Set problem:
From the listing below, pull each line that includes "Русяева".

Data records

***

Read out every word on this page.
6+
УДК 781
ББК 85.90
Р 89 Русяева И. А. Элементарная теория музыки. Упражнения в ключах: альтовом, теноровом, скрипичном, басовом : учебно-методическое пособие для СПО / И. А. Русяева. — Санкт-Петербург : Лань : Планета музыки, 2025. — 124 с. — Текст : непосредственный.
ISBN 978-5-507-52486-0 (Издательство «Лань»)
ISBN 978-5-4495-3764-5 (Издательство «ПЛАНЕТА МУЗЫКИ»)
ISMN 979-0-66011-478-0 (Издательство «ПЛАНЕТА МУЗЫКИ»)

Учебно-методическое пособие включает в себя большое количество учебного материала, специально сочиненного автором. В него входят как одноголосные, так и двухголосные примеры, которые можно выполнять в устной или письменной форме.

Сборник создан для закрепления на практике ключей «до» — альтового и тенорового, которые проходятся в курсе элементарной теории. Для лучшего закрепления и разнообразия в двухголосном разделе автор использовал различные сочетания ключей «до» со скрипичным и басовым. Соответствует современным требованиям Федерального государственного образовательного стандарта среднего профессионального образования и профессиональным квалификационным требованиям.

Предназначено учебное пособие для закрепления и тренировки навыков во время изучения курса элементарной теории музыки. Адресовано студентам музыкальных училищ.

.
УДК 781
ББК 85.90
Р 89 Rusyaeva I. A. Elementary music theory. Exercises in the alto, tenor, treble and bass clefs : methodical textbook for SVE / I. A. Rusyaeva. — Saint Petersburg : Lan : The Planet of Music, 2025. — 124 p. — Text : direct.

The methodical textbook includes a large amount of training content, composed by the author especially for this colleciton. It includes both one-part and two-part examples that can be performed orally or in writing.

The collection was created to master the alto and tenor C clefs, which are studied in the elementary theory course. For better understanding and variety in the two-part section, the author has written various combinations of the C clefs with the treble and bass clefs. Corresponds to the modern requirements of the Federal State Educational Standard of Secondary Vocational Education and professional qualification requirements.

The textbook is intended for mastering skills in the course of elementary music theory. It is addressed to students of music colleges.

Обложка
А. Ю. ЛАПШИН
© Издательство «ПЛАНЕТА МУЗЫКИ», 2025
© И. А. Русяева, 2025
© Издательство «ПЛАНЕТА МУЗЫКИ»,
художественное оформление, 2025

***

In response:
Р 89 Русяева И. А. Элементарная теория музыки. Упражнения в ключах: альтовом, теноровом, скрипичном, басовом : учебно-методическое пособие для СПО / И. А. Русяева. — Санкт-Петербург : Лань : Планета музыки, 2025. — 124 с. — Текст : непосредственный.
© И. А. Русяева, 2025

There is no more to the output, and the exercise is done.